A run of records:
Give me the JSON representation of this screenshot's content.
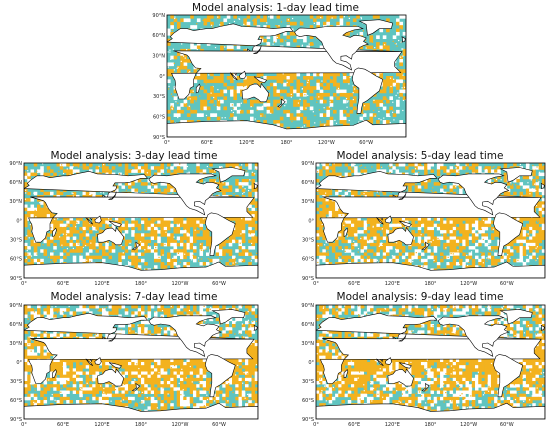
{
  "colors": {
    "ocean_a": "#5fc4c0",
    "ocean_b": "#f3b21e",
    "land": "#ffffff",
    "coast": "#000000"
  },
  "panels": [
    {
      "title": "Model analysis: 1-day lead time",
      "lat_labels": [
        "90°N",
        "60°N",
        "30°N",
        "0°",
        "30°S",
        "60°S",
        "90°S"
      ],
      "lon_labels": [
        "0°",
        "60°E",
        "120°E",
        "180°",
        "120°W",
        "60°W"
      ],
      "orange_share": 0.35
    },
    {
      "title": "Model analysis: 3-day lead time",
      "lat_labels": [
        "90°N",
        "60°N",
        "30°N",
        "0°",
        "30°S",
        "60°S",
        "90°S"
      ],
      "lon_labels": [
        "0°",
        "60°E",
        "120°E",
        "180°",
        "120°W",
        "60°W"
      ],
      "orange_share": 0.55
    },
    {
      "title": "Model analysis: 5-day lead time",
      "lat_labels": [
        "90°N",
        "60°N",
        "30°N",
        "0°",
        "30°S",
        "60°S",
        "90°S"
      ],
      "lon_labels": [
        "0°",
        "60°E",
        "120°E",
        "180°",
        "120°W",
        "60°W"
      ],
      "orange_share": 0.58
    },
    {
      "title": "Model analysis: 7-day lead time",
      "lat_labels": [
        "90°N",
        "60°N",
        "30°N",
        "0°",
        "30°S",
        "60°S",
        "90°S"
      ],
      "lon_labels": [
        "0°",
        "60°E",
        "120°E",
        "180°",
        "120°W",
        "60°W"
      ],
      "orange_share": 0.62
    },
    {
      "title": "Model analysis: 9-day lead time",
      "lat_labels": [
        "90°N",
        "60°N",
        "30°N",
        "0°",
        "30°S",
        "60°S",
        "90°S"
      ],
      "lon_labels": [
        "0°",
        "60°E",
        "120°E",
        "180°",
        "120°W",
        "60°W"
      ],
      "orange_share": 0.6
    }
  ]
}
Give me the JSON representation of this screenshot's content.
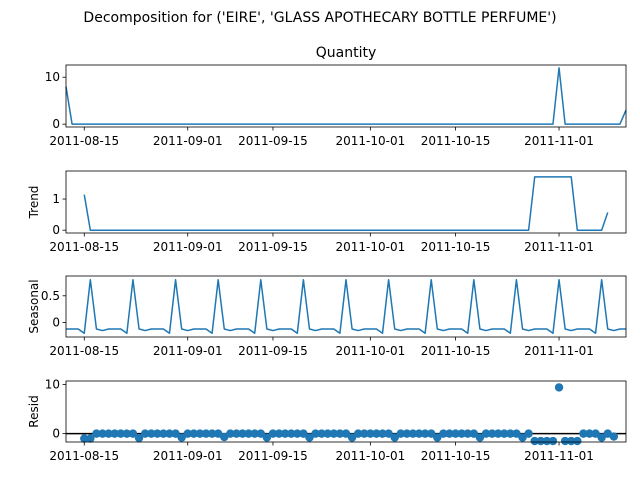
{
  "chart_data": {
    "type": "line",
    "suptitle": "Decomposition for ('EIRE', 'GLASS APOTHECARY BOTTLE PERFUME')",
    "x_tick_labels": [
      "2011-08-15",
      "2011-09-01",
      "2011-09-15",
      "2011-10-01",
      "2011-10-15",
      "2011-11-01"
    ],
    "x_tick_day_offsets": [
      3,
      20,
      34,
      50,
      64,
      81
    ],
    "x_range_days": [
      0,
      92
    ],
    "panels": [
      {
        "type": "line",
        "title": "Quantity",
        "ylabel": "",
        "ylim": [
          -0.6,
          12.6
        ],
        "yticks": [
          0,
          10
        ],
        "points": [
          [
            0,
            8
          ],
          [
            1,
            0
          ],
          [
            80,
            0
          ],
          [
            81,
            12
          ],
          [
            82,
            0
          ],
          [
            91,
            0
          ],
          [
            92,
            3
          ]
        ]
      },
      {
        "type": "line",
        "title": "",
        "ylabel": "Trend",
        "ylim": [
          -0.09,
          1.9
        ],
        "yticks": [
          0,
          1
        ],
        "points": [
          [
            3,
            1.14
          ],
          [
            4,
            0
          ],
          [
            76,
            0
          ],
          [
            77,
            1.71
          ],
          [
            83,
            1.71
          ],
          [
            84,
            0
          ],
          [
            88,
            0
          ],
          [
            89,
            0.57
          ]
        ]
      },
      {
        "type": "line",
        "title": "",
        "ylabel": "Seasonal",
        "ylim": [
          -0.27,
          0.87
        ],
        "yticks": [
          0,
          0.5
        ],
        "season_pattern": [
          0.8,
          -0.12,
          -0.15,
          -0.12,
          -0.12,
          -0.12,
          -0.2
        ],
        "season_peak_offsets": [
          4,
          11,
          18,
          25,
          32,
          39,
          46,
          53,
          60,
          67,
          74,
          81,
          88
        ]
      },
      {
        "type": "scatter",
        "title": "",
        "ylabel": "Resid",
        "ylim": [
          -1.7,
          10.7
        ],
        "yticks": [
          0,
          10
        ],
        "baseline": 0,
        "points": [
          [
            3,
            -1.0
          ],
          [
            4,
            -1.0
          ],
          [
            5,
            0.0
          ],
          [
            6,
            0.0
          ],
          [
            7,
            0.0
          ],
          [
            8,
            0.0
          ],
          [
            9,
            0.0
          ],
          [
            10,
            0.0
          ],
          [
            11,
            0.0
          ],
          [
            12,
            -0.9
          ],
          [
            13,
            0.0
          ],
          [
            14,
            0.0
          ],
          [
            15,
            0.0
          ],
          [
            16,
            0.0
          ],
          [
            17,
            0.0
          ],
          [
            18,
            0.0
          ],
          [
            19,
            -0.8
          ],
          [
            20,
            0.0
          ],
          [
            21,
            0.0
          ],
          [
            22,
            0.0
          ],
          [
            23,
            0.0
          ],
          [
            24,
            0.0
          ],
          [
            25,
            0.0
          ],
          [
            26,
            -0.7
          ],
          [
            27,
            0.0
          ],
          [
            28,
            0.0
          ],
          [
            29,
            0.0
          ],
          [
            30,
            0.0
          ],
          [
            31,
            0.0
          ],
          [
            32,
            0.0
          ],
          [
            33,
            -0.8
          ],
          [
            34,
            0.0
          ],
          [
            35,
            0.0
          ],
          [
            36,
            0.0
          ],
          [
            37,
            0.0
          ],
          [
            38,
            0.0
          ],
          [
            39,
            0.0
          ],
          [
            40,
            -0.8
          ],
          [
            41,
            0.0
          ],
          [
            42,
            0.0
          ],
          [
            43,
            0.0
          ],
          [
            44,
            0.0
          ],
          [
            45,
            0.0
          ],
          [
            46,
            0.0
          ],
          [
            47,
            -0.8
          ],
          [
            48,
            0.0
          ],
          [
            49,
            0.0
          ],
          [
            50,
            0.0
          ],
          [
            51,
            0.0
          ],
          [
            52,
            0.0
          ],
          [
            53,
            0.0
          ],
          [
            54,
            -0.8
          ],
          [
            55,
            0.0
          ],
          [
            56,
            0.0
          ],
          [
            57,
            0.0
          ],
          [
            58,
            0.0
          ],
          [
            59,
            0.0
          ],
          [
            60,
            0.0
          ],
          [
            61,
            -0.8
          ],
          [
            62,
            0.0
          ],
          [
            63,
            0.0
          ],
          [
            64,
            0.0
          ],
          [
            65,
            0.0
          ],
          [
            66,
            0.0
          ],
          [
            67,
            0.0
          ],
          [
            68,
            -0.8
          ],
          [
            69,
            0.0
          ],
          [
            70,
            0.0
          ],
          [
            71,
            0.0
          ],
          [
            72,
            0.0
          ],
          [
            73,
            0.0
          ],
          [
            74,
            0.0
          ],
          [
            75,
            -0.8
          ],
          [
            76,
            0.0
          ],
          [
            77,
            -1.5
          ],
          [
            78,
            -1.5
          ],
          [
            79,
            -1.5
          ],
          [
            80,
            -1.5
          ],
          [
            81,
            9.4
          ],
          [
            82,
            -1.5
          ],
          [
            83,
            -1.5
          ],
          [
            84,
            -1.5
          ],
          [
            85,
            0.0
          ],
          [
            86,
            0.0
          ],
          [
            87,
            0.0
          ],
          [
            88,
            -0.8
          ],
          [
            89,
            0.0
          ],
          [
            90,
            -0.6
          ]
        ]
      }
    ],
    "colors": {
      "line": "#1f77b4",
      "axis": "#000000"
    }
  }
}
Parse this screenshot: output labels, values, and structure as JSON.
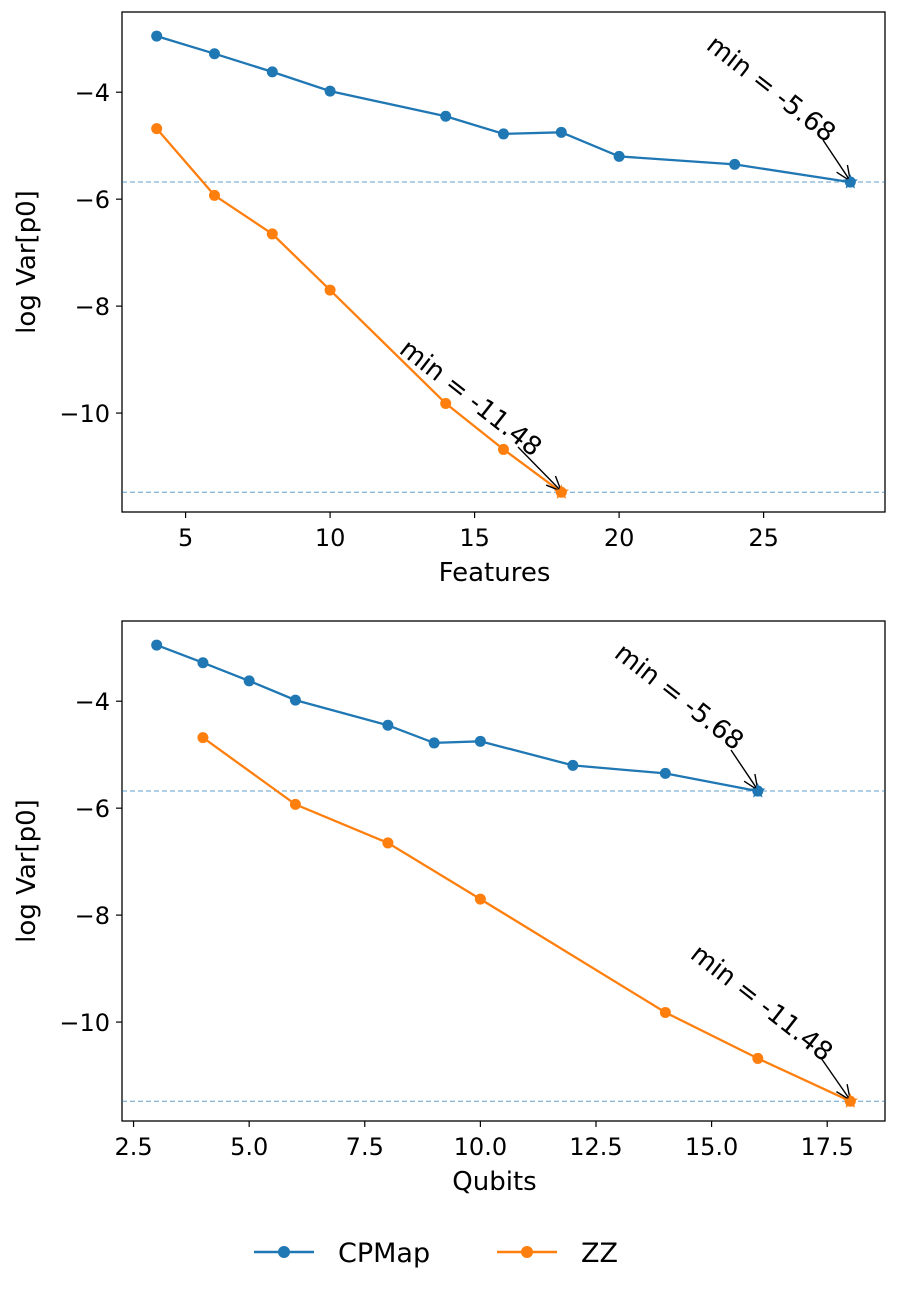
{
  "chart_data": [
    {
      "type": "line",
      "xlabel": "Features",
      "ylabel": "log Var[p0]",
      "xlim": [
        2.8,
        29.2
      ],
      "ylim": [
        -11.85,
        -2.5
      ],
      "xticks": [
        5,
        10,
        15,
        20,
        25
      ],
      "xtick_labels": [
        "5",
        "10",
        "15",
        "20",
        "25"
      ],
      "yticks": [
        -4,
        -6,
        -8,
        -10
      ],
      "ytick_labels": [
        "−4",
        "−6",
        "−8",
        "−10"
      ],
      "series": [
        {
          "name": "CPMap",
          "color": "#1f77b4",
          "x": [
            4,
            6,
            8,
            10,
            14,
            16,
            18,
            20,
            24,
            28
          ],
          "y": [
            -2.95,
            -3.28,
            -3.62,
            -3.98,
            -4.45,
            -4.78,
            -4.75,
            -5.2,
            -5.35,
            -5.68
          ]
        },
        {
          "name": "ZZ",
          "color": "#ff7f0e",
          "x": [
            4,
            6,
            8,
            10,
            14,
            16,
            18
          ],
          "y": [
            -4.68,
            -5.93,
            -6.65,
            -7.7,
            -9.82,
            -10.68,
            -11.48
          ]
        }
      ],
      "hlines": [
        -5.68,
        -11.48
      ],
      "annotations": [
        {
          "text": "min = -5.68",
          "series": "CPMap",
          "x": 28,
          "y": -5.68
        },
        {
          "text": "min = -11.48",
          "series": "ZZ",
          "x": 18,
          "y": -11.48
        }
      ]
    },
    {
      "type": "line",
      "xlabel": "Qubits",
      "ylabel": "log Var[p0]",
      "xlim": [
        2.25,
        18.75
      ],
      "ylim": [
        -11.85,
        -2.5
      ],
      "xticks": [
        2.5,
        5.0,
        7.5,
        10.0,
        12.5,
        15.0,
        17.5
      ],
      "xtick_labels": [
        "2.5",
        "5.0",
        "7.5",
        "10.0",
        "12.5",
        "15.0",
        "17.5"
      ],
      "yticks": [
        -4,
        -6,
        -8,
        -10
      ],
      "ytick_labels": [
        "−4",
        "−6",
        "−8",
        "−10"
      ],
      "series": [
        {
          "name": "CPMap",
          "color": "#1f77b4",
          "x": [
            3,
            4,
            5,
            6,
            8,
            9,
            10,
            12,
            14,
            16
          ],
          "y": [
            -2.95,
            -3.28,
            -3.62,
            -3.98,
            -4.45,
            -4.78,
            -4.75,
            -5.2,
            -5.35,
            -5.68
          ]
        },
        {
          "name": "ZZ",
          "color": "#ff7f0e",
          "x": [
            4,
            6,
            8,
            10,
            14,
            16,
            18
          ],
          "y": [
            -4.68,
            -5.93,
            -6.65,
            -7.7,
            -9.82,
            -10.68,
            -11.48
          ]
        }
      ],
      "hlines": [
        -5.68,
        -11.48
      ],
      "annotations": [
        {
          "text": "min = -5.68",
          "series": "CPMap",
          "x": 16,
          "y": -5.68
        },
        {
          "text": "min = -11.48",
          "series": "ZZ",
          "x": 18,
          "y": -11.48
        }
      ]
    }
  ],
  "legend": {
    "placement": "bottom-center",
    "entries": [
      {
        "label": "CPMap",
        "color": "#1f77b4"
      },
      {
        "label": "ZZ",
        "color": "#ff7f0e"
      }
    ]
  }
}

**WORK TO BE COMPLETED**
Using the entries above, tally how many lines have the word "ylabel" in them; write the number and nothing more.

**CORRECT RESULT**
6